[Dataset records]
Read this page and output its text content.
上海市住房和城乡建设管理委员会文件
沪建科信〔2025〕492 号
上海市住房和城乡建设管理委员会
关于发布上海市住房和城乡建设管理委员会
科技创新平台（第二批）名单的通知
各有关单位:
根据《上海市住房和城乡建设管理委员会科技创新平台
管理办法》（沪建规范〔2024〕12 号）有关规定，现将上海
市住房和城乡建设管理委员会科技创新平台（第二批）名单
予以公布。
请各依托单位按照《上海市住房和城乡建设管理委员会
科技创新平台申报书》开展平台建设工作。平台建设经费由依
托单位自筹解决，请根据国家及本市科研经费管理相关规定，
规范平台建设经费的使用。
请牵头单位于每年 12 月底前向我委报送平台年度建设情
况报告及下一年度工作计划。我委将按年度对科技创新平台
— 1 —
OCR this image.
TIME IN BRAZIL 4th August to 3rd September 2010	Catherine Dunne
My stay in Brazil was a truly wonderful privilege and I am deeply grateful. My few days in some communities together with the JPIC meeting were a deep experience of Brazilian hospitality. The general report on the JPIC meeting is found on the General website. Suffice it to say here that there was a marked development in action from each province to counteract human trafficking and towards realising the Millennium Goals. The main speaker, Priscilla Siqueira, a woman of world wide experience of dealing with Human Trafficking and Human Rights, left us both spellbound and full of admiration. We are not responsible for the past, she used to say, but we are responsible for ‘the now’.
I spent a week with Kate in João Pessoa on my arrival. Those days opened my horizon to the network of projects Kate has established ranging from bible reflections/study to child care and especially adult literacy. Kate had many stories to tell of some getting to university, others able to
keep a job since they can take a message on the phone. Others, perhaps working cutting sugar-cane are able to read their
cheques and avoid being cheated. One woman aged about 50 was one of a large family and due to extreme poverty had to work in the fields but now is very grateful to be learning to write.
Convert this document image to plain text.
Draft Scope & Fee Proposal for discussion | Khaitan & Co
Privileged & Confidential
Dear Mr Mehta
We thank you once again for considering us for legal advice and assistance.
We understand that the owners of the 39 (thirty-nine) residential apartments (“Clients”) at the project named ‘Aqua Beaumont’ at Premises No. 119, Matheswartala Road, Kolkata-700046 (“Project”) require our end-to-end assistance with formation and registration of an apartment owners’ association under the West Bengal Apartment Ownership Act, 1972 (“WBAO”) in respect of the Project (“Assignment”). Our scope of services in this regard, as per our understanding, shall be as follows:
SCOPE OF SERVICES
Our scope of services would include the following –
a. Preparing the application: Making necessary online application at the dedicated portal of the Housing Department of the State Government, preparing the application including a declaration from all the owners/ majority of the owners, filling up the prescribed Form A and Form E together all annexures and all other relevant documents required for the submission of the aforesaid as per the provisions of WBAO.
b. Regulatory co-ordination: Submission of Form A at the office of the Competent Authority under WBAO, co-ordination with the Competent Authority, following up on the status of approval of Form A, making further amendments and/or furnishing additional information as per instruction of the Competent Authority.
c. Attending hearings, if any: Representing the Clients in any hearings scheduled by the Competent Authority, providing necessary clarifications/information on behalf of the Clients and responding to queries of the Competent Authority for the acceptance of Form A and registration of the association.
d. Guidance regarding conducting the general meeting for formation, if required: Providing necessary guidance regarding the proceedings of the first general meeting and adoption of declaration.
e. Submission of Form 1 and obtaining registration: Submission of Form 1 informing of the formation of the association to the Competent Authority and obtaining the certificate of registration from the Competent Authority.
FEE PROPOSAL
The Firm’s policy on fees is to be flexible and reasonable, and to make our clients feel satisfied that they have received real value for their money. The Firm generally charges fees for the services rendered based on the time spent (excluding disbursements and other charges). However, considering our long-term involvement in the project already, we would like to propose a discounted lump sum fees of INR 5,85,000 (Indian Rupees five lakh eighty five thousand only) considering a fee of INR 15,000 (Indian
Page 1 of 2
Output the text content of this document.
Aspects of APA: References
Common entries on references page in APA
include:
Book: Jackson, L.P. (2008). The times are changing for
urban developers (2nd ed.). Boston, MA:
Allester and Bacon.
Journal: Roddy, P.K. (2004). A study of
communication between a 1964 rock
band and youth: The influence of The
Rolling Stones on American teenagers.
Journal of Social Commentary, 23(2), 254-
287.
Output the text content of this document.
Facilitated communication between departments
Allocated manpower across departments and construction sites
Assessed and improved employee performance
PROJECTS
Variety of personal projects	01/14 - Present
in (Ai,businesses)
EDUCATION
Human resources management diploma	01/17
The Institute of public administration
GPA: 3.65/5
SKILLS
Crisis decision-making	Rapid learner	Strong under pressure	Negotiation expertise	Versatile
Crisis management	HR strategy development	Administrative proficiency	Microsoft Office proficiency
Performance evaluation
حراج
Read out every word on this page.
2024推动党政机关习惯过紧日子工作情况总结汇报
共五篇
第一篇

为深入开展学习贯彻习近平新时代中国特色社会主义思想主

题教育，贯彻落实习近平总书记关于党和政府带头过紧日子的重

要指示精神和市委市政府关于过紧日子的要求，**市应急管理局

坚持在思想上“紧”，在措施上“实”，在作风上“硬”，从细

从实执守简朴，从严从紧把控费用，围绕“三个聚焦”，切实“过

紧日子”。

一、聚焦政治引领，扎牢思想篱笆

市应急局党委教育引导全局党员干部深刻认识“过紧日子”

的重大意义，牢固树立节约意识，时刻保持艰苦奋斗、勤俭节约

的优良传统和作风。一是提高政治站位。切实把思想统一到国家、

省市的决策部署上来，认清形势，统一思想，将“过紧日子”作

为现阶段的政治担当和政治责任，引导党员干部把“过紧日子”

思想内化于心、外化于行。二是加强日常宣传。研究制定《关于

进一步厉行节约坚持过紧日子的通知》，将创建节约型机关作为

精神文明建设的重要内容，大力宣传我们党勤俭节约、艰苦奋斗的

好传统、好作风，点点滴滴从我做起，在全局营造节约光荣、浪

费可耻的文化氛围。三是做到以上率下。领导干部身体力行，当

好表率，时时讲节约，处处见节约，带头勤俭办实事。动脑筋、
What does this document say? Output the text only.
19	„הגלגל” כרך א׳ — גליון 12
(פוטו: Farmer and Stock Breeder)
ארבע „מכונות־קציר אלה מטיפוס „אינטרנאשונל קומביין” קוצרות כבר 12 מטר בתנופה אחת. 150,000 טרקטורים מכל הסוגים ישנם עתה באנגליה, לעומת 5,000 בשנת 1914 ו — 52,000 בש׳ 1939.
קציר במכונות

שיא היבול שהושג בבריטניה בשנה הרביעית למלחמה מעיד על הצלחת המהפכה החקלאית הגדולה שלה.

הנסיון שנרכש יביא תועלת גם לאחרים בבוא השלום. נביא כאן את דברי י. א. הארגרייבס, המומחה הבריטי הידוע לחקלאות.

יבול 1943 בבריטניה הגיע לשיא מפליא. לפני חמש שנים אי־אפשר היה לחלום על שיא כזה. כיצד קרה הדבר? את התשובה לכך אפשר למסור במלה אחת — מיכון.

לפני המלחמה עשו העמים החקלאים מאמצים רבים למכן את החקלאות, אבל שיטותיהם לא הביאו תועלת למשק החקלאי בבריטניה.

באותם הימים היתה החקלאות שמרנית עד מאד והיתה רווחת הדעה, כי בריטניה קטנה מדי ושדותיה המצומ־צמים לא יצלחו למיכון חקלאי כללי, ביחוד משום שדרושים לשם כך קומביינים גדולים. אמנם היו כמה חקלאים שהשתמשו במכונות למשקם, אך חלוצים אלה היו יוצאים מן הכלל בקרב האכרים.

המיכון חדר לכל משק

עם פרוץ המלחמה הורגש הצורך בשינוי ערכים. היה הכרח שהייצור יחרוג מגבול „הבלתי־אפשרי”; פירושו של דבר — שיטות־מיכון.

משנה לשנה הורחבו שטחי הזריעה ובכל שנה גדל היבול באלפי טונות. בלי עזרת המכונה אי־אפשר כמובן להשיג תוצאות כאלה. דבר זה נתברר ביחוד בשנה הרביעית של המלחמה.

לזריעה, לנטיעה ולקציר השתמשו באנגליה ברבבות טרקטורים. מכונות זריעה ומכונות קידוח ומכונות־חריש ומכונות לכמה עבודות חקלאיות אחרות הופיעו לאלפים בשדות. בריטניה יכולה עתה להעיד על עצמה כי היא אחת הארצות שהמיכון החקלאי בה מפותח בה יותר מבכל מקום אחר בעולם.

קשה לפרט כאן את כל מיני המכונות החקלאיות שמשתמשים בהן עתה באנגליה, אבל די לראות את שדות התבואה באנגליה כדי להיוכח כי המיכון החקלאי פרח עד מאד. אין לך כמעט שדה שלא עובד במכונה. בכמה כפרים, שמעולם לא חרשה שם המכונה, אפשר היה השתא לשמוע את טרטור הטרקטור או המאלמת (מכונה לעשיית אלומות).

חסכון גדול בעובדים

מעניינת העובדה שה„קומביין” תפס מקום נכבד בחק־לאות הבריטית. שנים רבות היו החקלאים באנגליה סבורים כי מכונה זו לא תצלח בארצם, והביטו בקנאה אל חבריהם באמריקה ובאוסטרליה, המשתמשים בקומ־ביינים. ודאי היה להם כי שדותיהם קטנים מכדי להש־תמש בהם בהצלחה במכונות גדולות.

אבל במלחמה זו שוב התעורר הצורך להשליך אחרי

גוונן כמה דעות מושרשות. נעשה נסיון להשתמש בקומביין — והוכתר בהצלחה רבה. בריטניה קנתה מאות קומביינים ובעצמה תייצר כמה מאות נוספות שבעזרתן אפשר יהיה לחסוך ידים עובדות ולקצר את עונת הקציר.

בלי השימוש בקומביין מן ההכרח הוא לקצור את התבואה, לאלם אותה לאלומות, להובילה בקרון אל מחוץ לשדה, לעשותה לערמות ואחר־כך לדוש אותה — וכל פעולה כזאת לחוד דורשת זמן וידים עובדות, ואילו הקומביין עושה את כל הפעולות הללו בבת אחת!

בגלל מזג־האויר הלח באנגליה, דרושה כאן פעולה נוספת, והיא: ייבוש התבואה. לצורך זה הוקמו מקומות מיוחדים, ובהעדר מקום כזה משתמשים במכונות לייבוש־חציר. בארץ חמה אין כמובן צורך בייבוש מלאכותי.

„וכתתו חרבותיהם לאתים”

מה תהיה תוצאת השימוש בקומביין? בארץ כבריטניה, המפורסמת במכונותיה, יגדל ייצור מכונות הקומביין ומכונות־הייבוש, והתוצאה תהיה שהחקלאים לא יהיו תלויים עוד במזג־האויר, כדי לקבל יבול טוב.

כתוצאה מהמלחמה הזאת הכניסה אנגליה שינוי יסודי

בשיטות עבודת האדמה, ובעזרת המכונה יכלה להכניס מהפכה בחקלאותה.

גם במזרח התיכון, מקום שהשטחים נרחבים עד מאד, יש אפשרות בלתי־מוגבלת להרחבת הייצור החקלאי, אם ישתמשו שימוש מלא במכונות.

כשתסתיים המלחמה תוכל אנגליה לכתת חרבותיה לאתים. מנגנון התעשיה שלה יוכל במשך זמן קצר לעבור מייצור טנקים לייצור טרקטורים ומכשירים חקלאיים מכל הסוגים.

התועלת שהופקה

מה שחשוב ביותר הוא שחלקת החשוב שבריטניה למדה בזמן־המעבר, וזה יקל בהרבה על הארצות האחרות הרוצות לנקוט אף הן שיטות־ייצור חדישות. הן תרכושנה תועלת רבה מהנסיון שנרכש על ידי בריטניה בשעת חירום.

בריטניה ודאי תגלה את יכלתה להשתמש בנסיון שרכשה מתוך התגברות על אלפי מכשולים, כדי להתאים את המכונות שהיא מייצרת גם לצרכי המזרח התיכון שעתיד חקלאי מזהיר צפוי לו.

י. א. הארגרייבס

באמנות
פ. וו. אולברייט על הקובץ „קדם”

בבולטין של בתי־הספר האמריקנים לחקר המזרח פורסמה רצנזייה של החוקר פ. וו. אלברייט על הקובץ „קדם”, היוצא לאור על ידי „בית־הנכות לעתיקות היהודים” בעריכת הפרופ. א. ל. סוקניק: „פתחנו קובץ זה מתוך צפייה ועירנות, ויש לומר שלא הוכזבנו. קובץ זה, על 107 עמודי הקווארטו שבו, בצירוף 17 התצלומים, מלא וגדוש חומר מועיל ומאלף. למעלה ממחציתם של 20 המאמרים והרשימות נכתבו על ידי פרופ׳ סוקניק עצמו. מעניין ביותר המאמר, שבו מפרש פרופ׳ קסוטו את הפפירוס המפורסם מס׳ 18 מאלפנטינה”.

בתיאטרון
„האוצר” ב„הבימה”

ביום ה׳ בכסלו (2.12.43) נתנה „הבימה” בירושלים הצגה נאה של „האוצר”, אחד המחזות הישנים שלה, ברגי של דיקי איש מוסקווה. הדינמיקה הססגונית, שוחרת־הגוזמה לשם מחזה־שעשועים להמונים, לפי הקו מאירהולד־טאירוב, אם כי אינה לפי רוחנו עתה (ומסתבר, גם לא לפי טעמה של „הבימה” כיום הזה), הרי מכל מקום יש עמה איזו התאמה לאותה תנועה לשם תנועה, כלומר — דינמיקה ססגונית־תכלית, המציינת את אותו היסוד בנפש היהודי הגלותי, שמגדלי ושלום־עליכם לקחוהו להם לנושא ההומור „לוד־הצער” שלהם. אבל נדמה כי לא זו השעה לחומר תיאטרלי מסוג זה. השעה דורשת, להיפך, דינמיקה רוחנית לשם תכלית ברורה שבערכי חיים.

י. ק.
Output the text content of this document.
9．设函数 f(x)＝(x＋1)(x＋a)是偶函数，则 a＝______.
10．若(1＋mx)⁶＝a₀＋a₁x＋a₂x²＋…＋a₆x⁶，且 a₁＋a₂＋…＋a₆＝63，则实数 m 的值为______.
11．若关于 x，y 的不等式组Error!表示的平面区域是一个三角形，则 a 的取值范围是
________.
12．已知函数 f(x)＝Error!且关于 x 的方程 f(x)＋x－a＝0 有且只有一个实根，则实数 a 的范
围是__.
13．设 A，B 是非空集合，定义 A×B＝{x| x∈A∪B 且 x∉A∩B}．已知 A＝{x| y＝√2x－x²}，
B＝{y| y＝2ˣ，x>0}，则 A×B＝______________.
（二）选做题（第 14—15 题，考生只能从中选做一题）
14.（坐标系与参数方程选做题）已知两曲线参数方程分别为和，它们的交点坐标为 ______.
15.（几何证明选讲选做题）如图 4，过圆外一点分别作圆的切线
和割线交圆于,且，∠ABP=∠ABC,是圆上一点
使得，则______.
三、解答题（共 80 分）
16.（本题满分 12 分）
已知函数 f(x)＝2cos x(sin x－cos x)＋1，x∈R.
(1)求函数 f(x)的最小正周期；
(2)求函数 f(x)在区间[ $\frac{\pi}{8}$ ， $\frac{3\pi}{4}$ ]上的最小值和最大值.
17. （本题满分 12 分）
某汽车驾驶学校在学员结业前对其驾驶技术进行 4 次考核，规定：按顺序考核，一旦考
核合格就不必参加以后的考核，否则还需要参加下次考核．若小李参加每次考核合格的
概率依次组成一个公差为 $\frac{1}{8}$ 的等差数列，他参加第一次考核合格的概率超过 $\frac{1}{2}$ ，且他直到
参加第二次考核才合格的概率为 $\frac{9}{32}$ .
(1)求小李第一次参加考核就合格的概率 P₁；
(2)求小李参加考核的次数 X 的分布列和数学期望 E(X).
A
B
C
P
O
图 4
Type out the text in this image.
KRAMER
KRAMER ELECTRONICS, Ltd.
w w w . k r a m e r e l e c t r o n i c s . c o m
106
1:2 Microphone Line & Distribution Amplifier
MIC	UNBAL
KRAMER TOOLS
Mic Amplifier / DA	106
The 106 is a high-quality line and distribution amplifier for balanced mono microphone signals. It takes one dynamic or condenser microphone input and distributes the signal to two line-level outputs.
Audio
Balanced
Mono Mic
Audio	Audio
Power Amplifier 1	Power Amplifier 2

* _Work to be completed_
List each line in the listing that contains the string "פעולה".

* _Written solution_
בלי השימוש בקומביין מן ההכרח הוא לקצור את התבואה, לאלם אותה לאלומות, להובילה בקרון אל מחוץ לשדה, לעשותה לערמות ואחר־כך לדוש אותה — וכל פעולה כזאת לחוד דורשת זמן וידים עובדות, ואילו הקומביין עושה את כל הפעולות הללו בבת אחת!
בגלל מזג־האויר הלח באנגליה, דרושה כאן פעולה נוספת, והיא: ייבוש התבואה. לצורך זה הוקמו מקומות מיוחדים, ובהעדר מקום כזה משתמשים במכונות לייבוש־חציר. בארץ חמה אין כמובן צורך בייבוש מלאכותי.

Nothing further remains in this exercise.